Short problem: In the records that follow, locate every line with "quorum" and extract it.

===

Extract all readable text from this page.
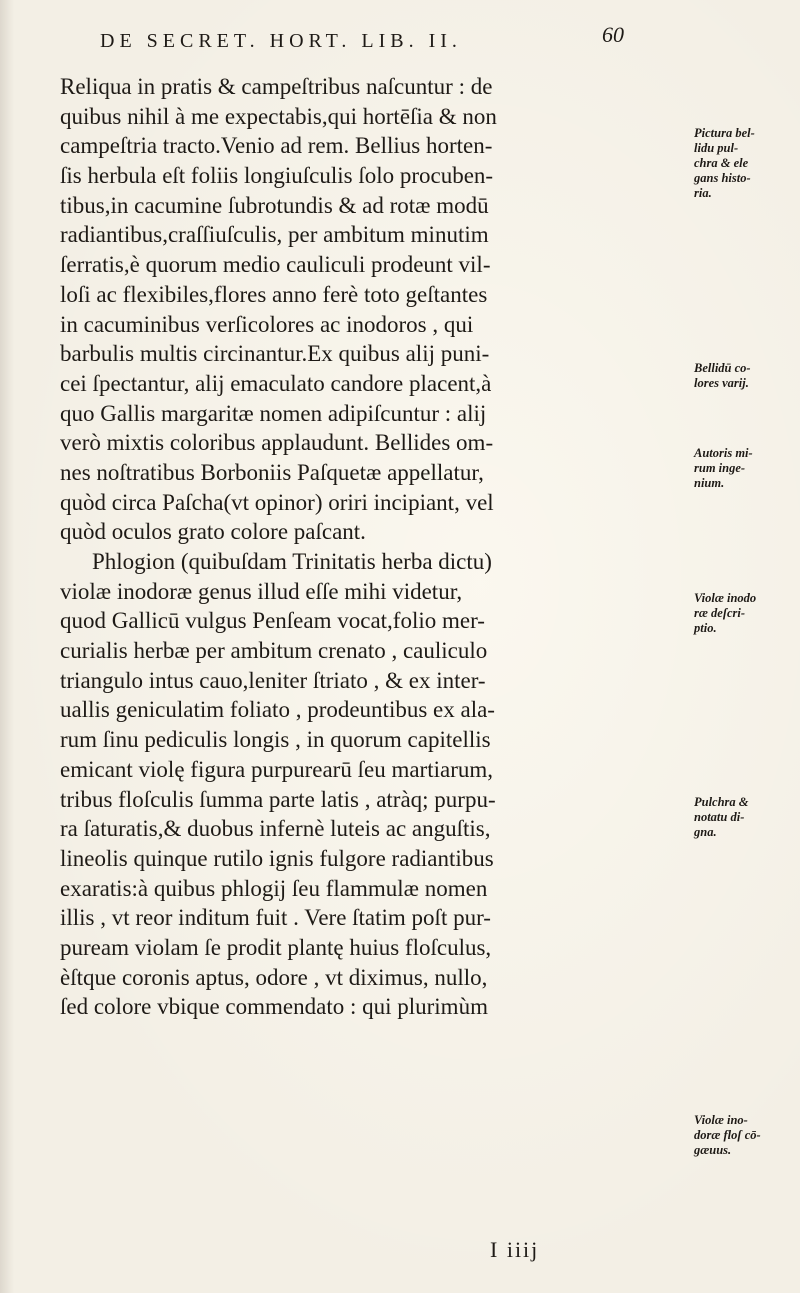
DE SECRET. HORT. LIB. II.	60
Reliqua in pratis & campeſtribus naſcuntur : de
quibus nihil à me expectabis,qui hortēſia & non
campeſtria tracto.Venio ad rem. Bellius horten-
ſis herbula eſt foliis longiuſculis ſolo procuben-
tibus,in cacumine ſubrotundis & ad rotæ modū
radiantibus,craſſiuſculis, per ambitum minutim
ſerratis,è quorum medio cauliculi prodeunt vil-
loſi ac flexibiles,flores anno ferè toto geſtantes
in cacuminibus verſicolores ac inodoros , qui
barbulis multis circinantur.Ex quibus alij puni-
cei ſpectantur, alij emaculato candore placent,à
quo Gallis margaritæ nomen adipiſcuntur : alij
verò mixtis coloribus applaudunt. Bellides om-
nes noſtratibus Borboniis Paſquetæ appellatur,
quòd circa Paſcha(vt opinor) oriri incipiant, vel
quòd oculos grato colore paſcant.
Phlogion (quibuſdam Trinitatis herba dictu)
violæ inodoræ genus illud eſſe mihi videtur,
quod Gallicū vulgus Penſeam vocat,folio mer-
curialis herbæ per ambitum crenato , cauliculo
triangulo intus cauo,leniter ſtriato , & ex inter-
uallis geniculatim foliato , prodeuntibus ex ala-
rum ſinu pediculis longis , in quorum capitellis
emicant violę figura purpurearū ſeu martiarum,
tribus floſculis ſumma parte latis , atràq; purpu-
ra ſaturatis,& duobus infernè luteis ac anguſtis,
lineolis quinque rutilo ignis fulgore radiantibus
exaratis:à quibus phlogij ſeu flammulæ nomen
illis , vt reor inditum fuit . Vere ſtatim poſt pur-
puream violam ſe prodit plantę huius floſculus,
èſtque coronis aptus, odore , vt diximus, nullo,
ſed colore vbique commendato : qui plurimùm
I iiij
Pictura bel-
lidu pul-
chra & ele
gans histo-
ria.
Bellidū co-
lores varij.
Autoris mi-
rum inge-
nium.
Violæ inodo
ræ deſcri-
ptio.
Pulchra &
notatu di-
gna.
Violæ ino-
doræ floſ cō-
gæuus.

===

Final answer:
ſerratis,è quorum medio cauliculi prodeunt vil-
rum ſinu pediculis longis , in quorum capitellis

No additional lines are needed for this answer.